WORK TO BE COMPLETED: Render every entry verbatim.

· · · · · · ·

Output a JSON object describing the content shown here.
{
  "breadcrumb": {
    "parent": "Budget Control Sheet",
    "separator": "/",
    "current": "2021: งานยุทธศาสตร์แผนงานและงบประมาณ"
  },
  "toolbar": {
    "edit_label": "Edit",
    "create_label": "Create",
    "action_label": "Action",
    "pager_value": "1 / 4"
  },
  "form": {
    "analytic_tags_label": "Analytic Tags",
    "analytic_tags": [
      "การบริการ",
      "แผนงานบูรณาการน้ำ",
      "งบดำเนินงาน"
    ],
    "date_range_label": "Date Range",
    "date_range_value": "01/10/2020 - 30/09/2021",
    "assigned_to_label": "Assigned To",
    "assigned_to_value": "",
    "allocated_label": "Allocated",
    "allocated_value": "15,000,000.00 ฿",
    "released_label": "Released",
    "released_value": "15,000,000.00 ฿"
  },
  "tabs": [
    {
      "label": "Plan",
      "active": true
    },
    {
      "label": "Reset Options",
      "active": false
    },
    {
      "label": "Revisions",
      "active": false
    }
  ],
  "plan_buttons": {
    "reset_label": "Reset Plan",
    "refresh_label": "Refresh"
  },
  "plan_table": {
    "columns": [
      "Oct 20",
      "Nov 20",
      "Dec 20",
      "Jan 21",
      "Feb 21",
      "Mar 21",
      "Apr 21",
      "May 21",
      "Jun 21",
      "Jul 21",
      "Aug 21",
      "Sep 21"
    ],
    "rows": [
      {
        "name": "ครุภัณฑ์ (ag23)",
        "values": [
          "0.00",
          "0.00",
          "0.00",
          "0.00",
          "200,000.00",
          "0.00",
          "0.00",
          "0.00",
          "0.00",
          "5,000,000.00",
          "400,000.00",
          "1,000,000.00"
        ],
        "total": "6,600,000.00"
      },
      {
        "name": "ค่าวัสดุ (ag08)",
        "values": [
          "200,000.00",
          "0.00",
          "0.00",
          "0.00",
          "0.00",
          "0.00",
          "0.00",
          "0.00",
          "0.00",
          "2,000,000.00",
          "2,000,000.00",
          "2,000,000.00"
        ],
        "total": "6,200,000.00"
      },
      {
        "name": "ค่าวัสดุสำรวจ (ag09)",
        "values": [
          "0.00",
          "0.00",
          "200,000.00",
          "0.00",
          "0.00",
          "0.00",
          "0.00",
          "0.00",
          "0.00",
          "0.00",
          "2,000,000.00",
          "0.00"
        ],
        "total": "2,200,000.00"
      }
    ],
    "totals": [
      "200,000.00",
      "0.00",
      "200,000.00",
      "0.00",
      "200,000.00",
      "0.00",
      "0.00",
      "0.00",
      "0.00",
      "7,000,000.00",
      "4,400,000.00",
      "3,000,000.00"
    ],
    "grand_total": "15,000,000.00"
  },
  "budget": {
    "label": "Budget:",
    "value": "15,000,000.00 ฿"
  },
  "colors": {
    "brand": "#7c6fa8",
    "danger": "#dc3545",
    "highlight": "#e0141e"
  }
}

· · · · · · ·

CORRECT RESPONSE:
Output a JSON object describing the content shown here.
{
  "breadcrumb": {
    "parent": "Budget Control Sheet",
    "separator": "/",
    "current": "2021: งานยุทธศาสตร์แผนงานและงบประมาณ"
  },
  "toolbar": {
    "edit_label": "Edit",
    "create_label": "Create",
    "action_label": "Action",
    "pager_value": "1 / 4"
  },
  "form": {
    "analytic_tags_label": "Analytic Tags",
    "analytic_tags": [
      "การบริการ",
      "แผนงานบูรณาการน้ำ",
      "งบดำเนินงาน"
    ],
    "date_range_label": "Date Range",
    "date_range_value": "01/10/2020 - 30/09/2021",
    "assigned_to_label": "Assigned To",
    "assigned_to_value": "",
    "allocated_label": "Allocated",
    "allocated_value": "15,000,000.00 ฿",
    "released_label": "Released",
    "released_value": "15,000,000.00 ฿"
  },
  "tabs": [
    {
      "label": "Plan",
      "active": true
    },
    {
      "label": "Reset Options",
      "active": false
    },
    {
      "label": "Revisions",
      "active": false
    }
  ],
  "plan_buttons": {
    "reset_label": "Reset Plan",
    "refresh_label": "Refresh"
  },
  "plan_table": {
    "columns": [
      "Oct 20",
      "Nov 20",
      "Dec 20",
      "Jan 21",
      "Feb 21",
      "Mar 21",
      "Apr 21",
      "May 21",
      "Jun 21",
      "Jul 21",
      "Aug 21",
      "Sep 21"
    ],
    "rows": [
      {
        "name": "ครุภัณฑ์ (ag23)",
        "values": [
          "0.00",
          "0.00",
          "0.00",
          "0.00",
          "200,000.00",
          "0.00",
          "0.00",
          "0.00",
          "0.00",
          "5,000,000.00",
          "400,000.00",
          "1,000,000.00"
        ],
        "total": "6,600,000.00"
      },
      {
        "name": "ค่าวัสดุ (ag08)",
        "values": [
          "200,000.00",
          "0.00",
          "0.00",
          "0.00",
          "0.00",
          "0.00",
          "0.00",
          "0.00",
          "0.00",
          "2,000,000.00",
          "2,000,000.00",
          "2,000,000.00"
        ],
        "total": "6,200,000.00"
      },
      {
        "name": "ค่าวัสดุสำรวจ (ag09)",
        "values": [
          "0.00",
          "0.00",
          "200,000.00",
          "0.00",
          "0.00",
          "0.00",
          "0.00",
          "0.00",
          "0.00",
          "0.00",
          "2,000,000.00",
          "0.00"
        ],
        "total": "2,200,000.00"
      }
    ],
    "totals": [
      "200,000.00",
      "0.00",
      "200,000.00",
      "0.00",
      "200,000.00",
      "0.00",
      "0.00",
      "0.00",
      "0.00",
      "7,000,000.00",
      "4,400,000.00",
      "3,000,000.00"
    ],
    "grand_total": "15,000,000.00"
  },
  "budget": {
    "label": "Budget:",
    "value": "15,000,000.00 ฿"
  },
  "colors": {
    "brand": "#7c6fa8",
    "danger": "#dc3545",
    "highlight": "#e0141e"
  }
}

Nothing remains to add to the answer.